-- SUPPLIED RECORDS start --
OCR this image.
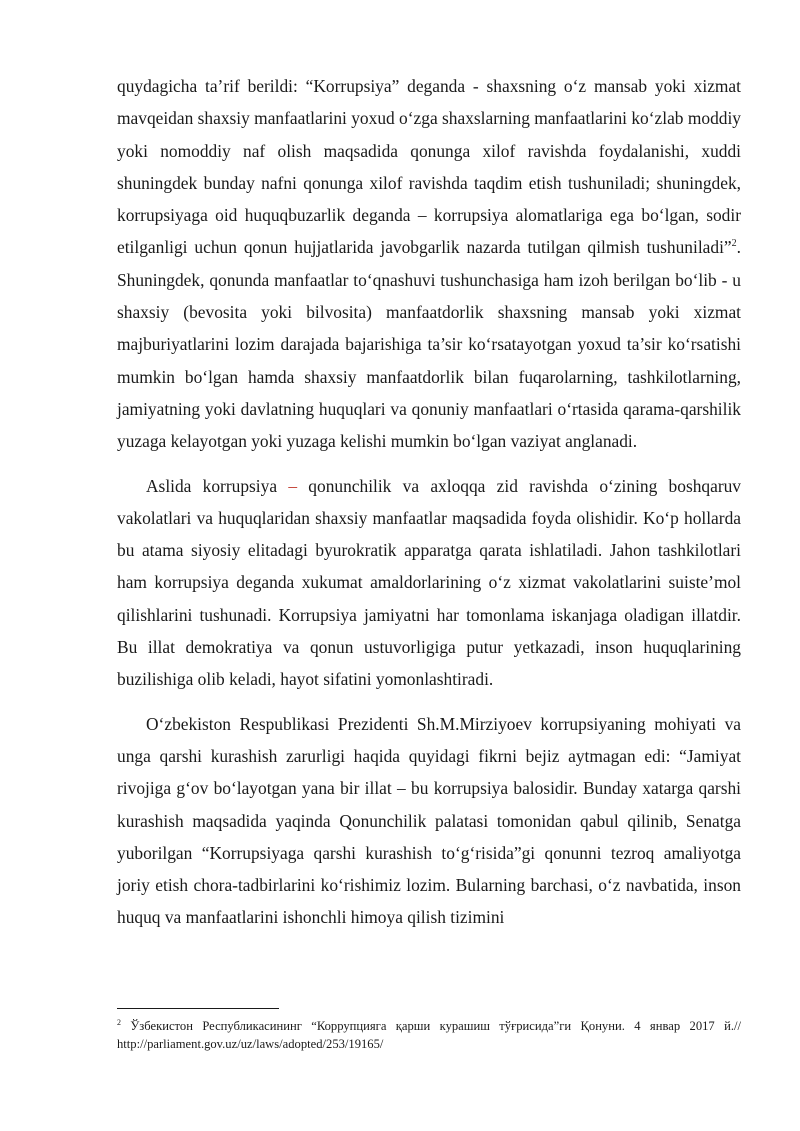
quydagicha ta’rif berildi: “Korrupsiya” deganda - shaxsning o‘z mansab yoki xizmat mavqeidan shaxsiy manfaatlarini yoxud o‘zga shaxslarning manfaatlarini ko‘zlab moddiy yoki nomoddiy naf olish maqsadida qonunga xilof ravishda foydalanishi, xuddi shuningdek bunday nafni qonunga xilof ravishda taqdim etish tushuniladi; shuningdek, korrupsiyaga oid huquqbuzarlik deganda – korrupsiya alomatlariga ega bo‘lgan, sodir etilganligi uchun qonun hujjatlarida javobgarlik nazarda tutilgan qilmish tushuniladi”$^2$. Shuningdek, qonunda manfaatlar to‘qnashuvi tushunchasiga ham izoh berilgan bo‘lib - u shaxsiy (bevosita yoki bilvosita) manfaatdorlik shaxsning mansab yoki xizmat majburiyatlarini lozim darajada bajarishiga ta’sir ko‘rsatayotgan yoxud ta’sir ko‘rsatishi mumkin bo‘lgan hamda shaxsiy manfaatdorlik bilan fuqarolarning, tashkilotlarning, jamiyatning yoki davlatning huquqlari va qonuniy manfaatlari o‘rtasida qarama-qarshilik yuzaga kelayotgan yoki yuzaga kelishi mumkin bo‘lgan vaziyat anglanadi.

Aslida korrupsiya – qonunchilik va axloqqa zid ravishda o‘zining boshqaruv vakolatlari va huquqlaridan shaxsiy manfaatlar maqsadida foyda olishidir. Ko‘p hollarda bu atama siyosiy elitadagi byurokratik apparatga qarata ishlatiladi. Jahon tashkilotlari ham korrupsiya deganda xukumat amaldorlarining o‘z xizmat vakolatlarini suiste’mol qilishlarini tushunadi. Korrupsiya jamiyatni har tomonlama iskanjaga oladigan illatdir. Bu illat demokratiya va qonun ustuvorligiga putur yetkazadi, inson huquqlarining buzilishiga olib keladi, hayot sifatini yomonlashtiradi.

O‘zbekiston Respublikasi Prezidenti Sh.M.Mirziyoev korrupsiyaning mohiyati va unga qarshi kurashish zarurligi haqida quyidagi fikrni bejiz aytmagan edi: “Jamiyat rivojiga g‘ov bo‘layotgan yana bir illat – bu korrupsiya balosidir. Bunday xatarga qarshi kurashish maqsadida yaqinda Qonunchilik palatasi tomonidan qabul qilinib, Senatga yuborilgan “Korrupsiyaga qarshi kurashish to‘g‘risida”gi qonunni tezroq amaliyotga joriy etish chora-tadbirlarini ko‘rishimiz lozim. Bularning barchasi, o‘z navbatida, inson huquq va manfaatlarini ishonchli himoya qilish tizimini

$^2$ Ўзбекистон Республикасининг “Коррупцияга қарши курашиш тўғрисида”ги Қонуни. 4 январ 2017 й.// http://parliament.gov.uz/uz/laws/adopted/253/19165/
-- SUPPLIED RECORDS end --
-- SUPPLIED RECORDS start --
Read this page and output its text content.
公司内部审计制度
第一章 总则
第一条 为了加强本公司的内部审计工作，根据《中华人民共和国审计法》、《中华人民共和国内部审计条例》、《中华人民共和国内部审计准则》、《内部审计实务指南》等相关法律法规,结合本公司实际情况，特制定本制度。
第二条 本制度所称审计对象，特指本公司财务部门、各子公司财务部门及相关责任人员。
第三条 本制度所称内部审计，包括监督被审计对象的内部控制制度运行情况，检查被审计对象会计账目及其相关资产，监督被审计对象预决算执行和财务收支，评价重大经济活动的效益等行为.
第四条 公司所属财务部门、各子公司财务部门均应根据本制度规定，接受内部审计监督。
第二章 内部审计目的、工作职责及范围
-- SUPPLIED RECORDS end --
-- SUPPLIED RECORDS start --
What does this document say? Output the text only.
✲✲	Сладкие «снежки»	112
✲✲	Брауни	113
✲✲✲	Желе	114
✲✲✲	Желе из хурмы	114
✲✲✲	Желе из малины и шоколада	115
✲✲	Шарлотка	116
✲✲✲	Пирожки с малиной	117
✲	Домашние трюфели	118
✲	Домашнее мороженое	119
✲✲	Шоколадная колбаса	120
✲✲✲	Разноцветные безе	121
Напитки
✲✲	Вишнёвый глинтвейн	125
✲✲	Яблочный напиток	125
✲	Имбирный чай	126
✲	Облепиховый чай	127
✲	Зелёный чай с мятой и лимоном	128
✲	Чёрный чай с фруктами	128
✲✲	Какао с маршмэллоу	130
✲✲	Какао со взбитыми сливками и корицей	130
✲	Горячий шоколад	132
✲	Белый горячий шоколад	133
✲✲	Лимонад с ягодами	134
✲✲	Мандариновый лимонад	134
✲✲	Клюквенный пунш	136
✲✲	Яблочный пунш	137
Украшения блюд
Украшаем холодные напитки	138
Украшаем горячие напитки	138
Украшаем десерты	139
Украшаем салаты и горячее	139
-- SUPPLIED RECORDS end --
WHAT IS NEEDED
Copy out every line of the data that includes "xizmat".

RIGHT ANSWER
quydagicha ta’rif berildi: “Korrupsiya” deganda - shaxsning o‘z mansab yoki xizmat mavqeidan shaxsiy manfaatlarini yoxud o‘zga shaxslarning manfaatlarini ko‘zlab moddiy yoki nomoddiy naf olish maqsadida qonunga xilof ravishda foydalanishi, xuddi shuningdek bunday nafni qonunga xilof ravishda taqdim etish tushuniladi; shuningdek, korrupsiyaga oid huquqbuzarlik deganda – korrupsiya alomatlariga ega bo‘lgan, sodir etilganligi uchun qonun hujjatlarida javobgarlik nazarda tutilgan qilmish tushuniladi”$^2$. Shuningdek, qonunda manfaatlar to‘qnashuvi tushunchasiga ham izoh berilgan bo‘lib - u shaxsiy (bevosita yoki bilvosita) manfaatdorlik shaxsning mansab yoki xizmat majburiyatlarini lozim darajada bajarishiga ta’sir ko‘rsatayotgan yoxud ta’sir ko‘rsatishi mumkin bo‘lgan hamda shaxsiy manfaatdorlik bilan fuqarolarning, tashkilotlarning, jamiyatning yoki davlatning huquqlari va qonuniy manfaatlari o‘rtasida qarama-qarshilik yuzaga kelayotgan yoki yuzaga kelishi mumkin bo‘lgan vaziyat anglanadi.
Aslida korrupsiya – qonunchilik va axloqqa zid ravishda o‘zining boshqaruv vakolatlari va huquqlaridan shaxsiy manfaatlar maqsadida foyda olishidir. Ko‘p hollarda bu atama siyosiy elitadagi byurokratik apparatga qarata ishlatiladi. Jahon tashkilotlari ham korrupsiya deganda xukumat amaldorlarining o‘z xizmat vakolatlarini suiste’mol qilishlarini tushunadi. Korrupsiya jamiyatni har tomonlama iskanjaga oladigan illatdir. Bu illat demokratiya va qonun ustuvorligiga putur yetkazadi, inson huquqlarining buzilishiga olib keladi, hayot sifatini yomonlashtiradi.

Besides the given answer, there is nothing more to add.